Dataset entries
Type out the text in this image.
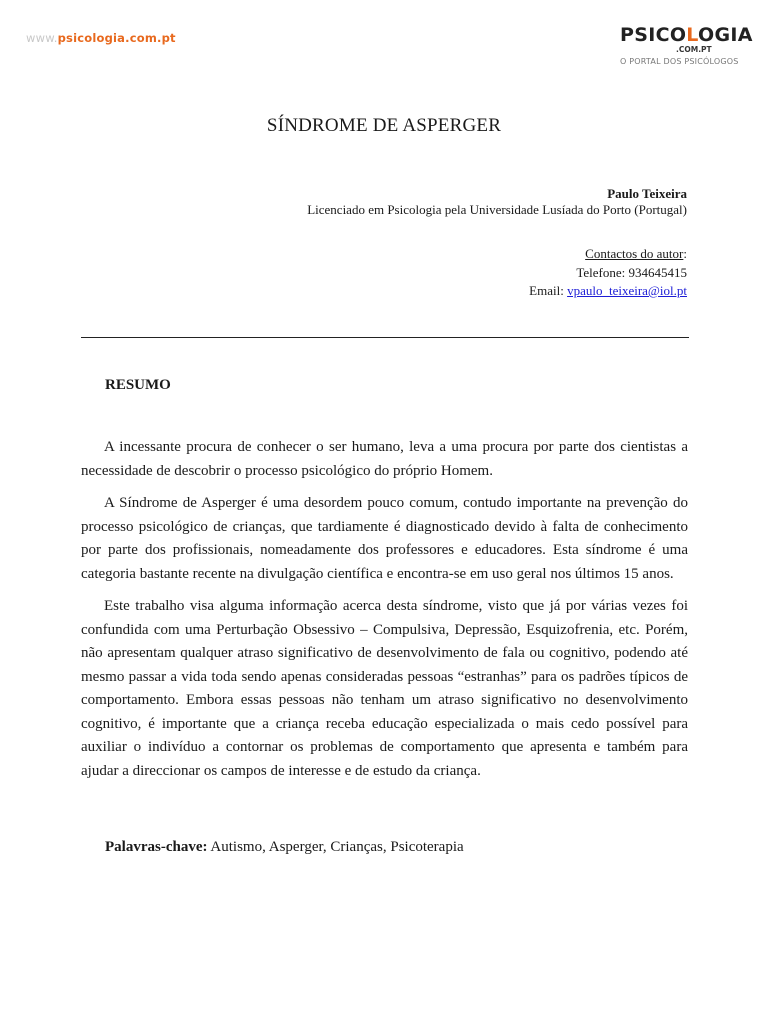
www.psicologia.com.pt	PSICOLOGIA
.COM.PT
O PORTAL DOS PSICÓLOGOS
SÍNDROME DE ASPERGER
Paulo Teixeira
Licenciado em Psicologia pela Universidade Lusíada do Porto (Portugal)
Contactos do autor:
Telefone: 934645415
Email: vpaulo_teixeira@iol.pt
RESUMO

A incessante procura de conhecer o ser humano, leva a uma procura por parte dos cientistas a necessidade de descobrir o processo psicológico do próprio Homem.

A Síndrome de Asperger é uma desordem pouco comum, contudo importante na prevenção do processo psicológico de crianças, que tardiamente é diagnosticado devido à falta de conhecimento por parte dos profissionais, nomeadamente dos professores e educadores. Esta síndrome é uma categoria bastante recente na divulgação científica e encontra-se em uso geral nos últimos 15 anos.

Este trabalho visa alguma informação acerca desta síndrome, visto que já por várias vezes foi confundida com uma Perturbação Obsessivo – Compulsiva, Depressão, Esquizofrenia, etc. Porém, não apresentam qualquer atraso significativo de desenvolvimento de fala ou cognitivo, podendo até mesmo passar a vida toda sendo apenas consideradas pessoas “estranhas” para os padrões típicos de comportamento. Embora essas pessoas não tenham um atraso significativo no desenvolvimento cognitivo, é importante que a criança receba educação especializada o mais cedo possível para auxiliar o indivíduo a contornar os problemas de comportamento que apresenta e também para ajudar a direccionar os campos de interesse e de estudo da criança.

Palavras-chave: Autismo, Asperger, Crianças, Psicoterapia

* _Description of the task_: Return a copy of every line that includes the word "importante".

* _Response below_:
A Síndrome de Asperger é uma desordem pouco comum, contudo importante na prevenção do processo psicológico de crianças, que tardiamente é diagnosticado devido à falta de conhecimento por parte dos profissionais, nomeadamente dos professores e educadores. Esta síndrome é uma categoria bastante recente na divulgação científica e encontra-se em uso geral nos últimos 15 anos.
Este trabalho visa alguma informação acerca desta síndrome, visto que já por várias vezes foi confundida com uma Perturbação Obsessivo – Compulsiva, Depressão, Esquizofrenia, etc. Porém, não apresentam qualquer atraso significativo de desenvolvimento de fala ou cognitivo, podendo até mesmo passar a vida toda sendo apenas consideradas pessoas “estranhas” para os padrões típicos de comportamento. Embora essas pessoas não tenham um atraso significativo no desenvolvimento cognitivo, é importante que a criança receba educação especializada o mais cedo possível para auxiliar o indivíduo a contornar os problemas de comportamento que apresenta e também para ajudar a direccionar os campos de interesse e de estudo da criança.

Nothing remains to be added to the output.